▶ _Instruction_
Tell how many lines include the string "学习讨论". Answer with a single number.

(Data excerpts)
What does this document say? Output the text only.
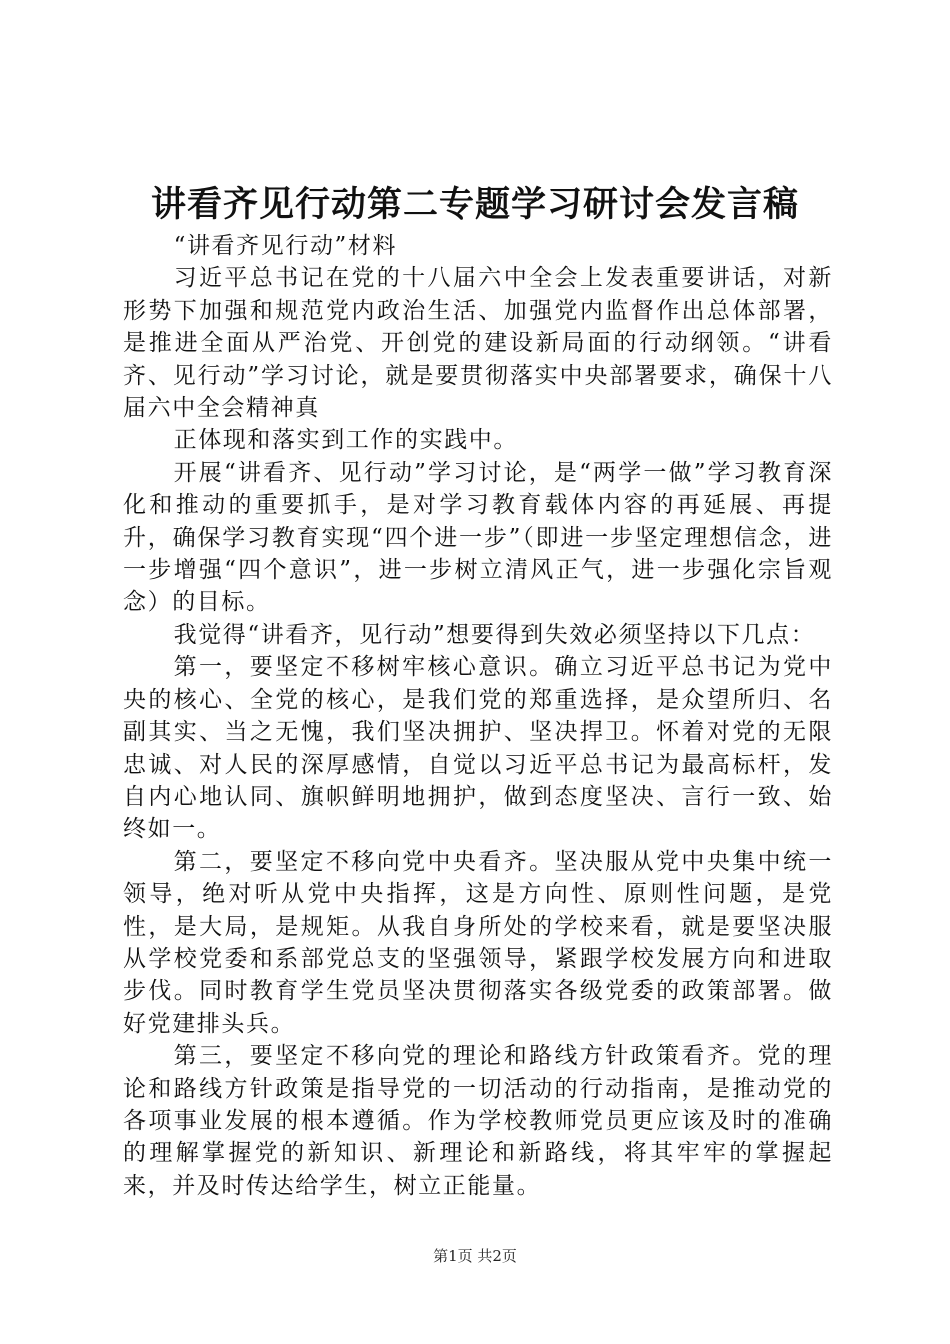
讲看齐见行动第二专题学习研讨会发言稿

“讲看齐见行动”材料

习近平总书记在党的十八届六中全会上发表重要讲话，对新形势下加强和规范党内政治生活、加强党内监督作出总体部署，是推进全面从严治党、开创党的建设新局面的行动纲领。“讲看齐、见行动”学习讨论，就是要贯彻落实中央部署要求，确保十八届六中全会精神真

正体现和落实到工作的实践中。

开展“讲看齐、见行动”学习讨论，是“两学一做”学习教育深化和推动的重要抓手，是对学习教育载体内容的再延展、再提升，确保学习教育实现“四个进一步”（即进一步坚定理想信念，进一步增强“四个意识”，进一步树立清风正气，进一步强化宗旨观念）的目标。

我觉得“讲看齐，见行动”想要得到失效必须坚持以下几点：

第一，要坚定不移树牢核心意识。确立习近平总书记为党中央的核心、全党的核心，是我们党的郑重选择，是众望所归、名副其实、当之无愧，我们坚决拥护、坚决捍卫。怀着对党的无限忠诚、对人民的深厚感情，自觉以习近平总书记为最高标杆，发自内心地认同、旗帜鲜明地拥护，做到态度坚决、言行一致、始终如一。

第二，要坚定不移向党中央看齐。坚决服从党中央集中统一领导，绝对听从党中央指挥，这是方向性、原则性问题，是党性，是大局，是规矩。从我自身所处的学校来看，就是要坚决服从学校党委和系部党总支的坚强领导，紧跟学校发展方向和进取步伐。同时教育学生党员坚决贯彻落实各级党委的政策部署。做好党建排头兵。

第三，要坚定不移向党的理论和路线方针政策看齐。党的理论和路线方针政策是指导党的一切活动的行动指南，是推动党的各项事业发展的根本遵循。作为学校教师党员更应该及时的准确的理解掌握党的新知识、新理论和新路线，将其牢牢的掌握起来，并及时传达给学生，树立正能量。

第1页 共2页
* * *
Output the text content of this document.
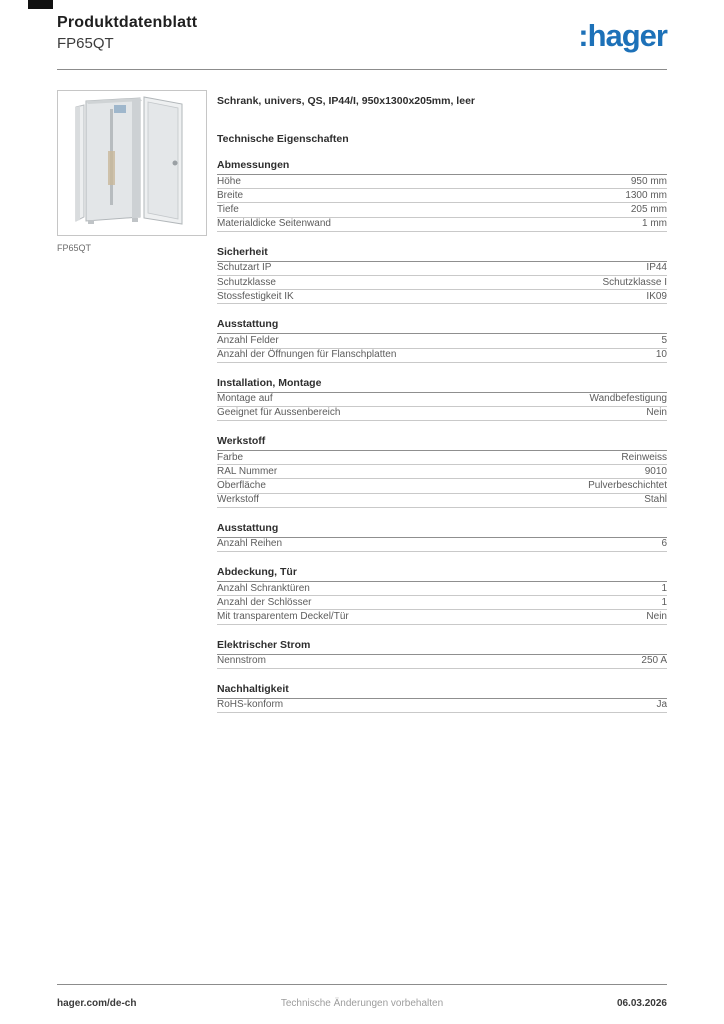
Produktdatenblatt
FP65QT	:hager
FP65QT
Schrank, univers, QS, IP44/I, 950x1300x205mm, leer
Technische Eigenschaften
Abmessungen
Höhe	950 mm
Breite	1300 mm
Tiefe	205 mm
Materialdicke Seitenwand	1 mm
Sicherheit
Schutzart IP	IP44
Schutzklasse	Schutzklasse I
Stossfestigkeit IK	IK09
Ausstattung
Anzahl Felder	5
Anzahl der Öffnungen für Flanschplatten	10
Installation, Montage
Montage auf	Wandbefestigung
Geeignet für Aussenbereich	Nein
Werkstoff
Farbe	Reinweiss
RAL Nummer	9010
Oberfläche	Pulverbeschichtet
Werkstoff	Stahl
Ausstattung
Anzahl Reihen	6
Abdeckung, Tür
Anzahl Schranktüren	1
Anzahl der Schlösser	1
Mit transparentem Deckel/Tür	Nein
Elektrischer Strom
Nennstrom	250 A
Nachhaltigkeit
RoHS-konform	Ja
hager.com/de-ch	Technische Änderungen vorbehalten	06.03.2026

▶ _Task output_
2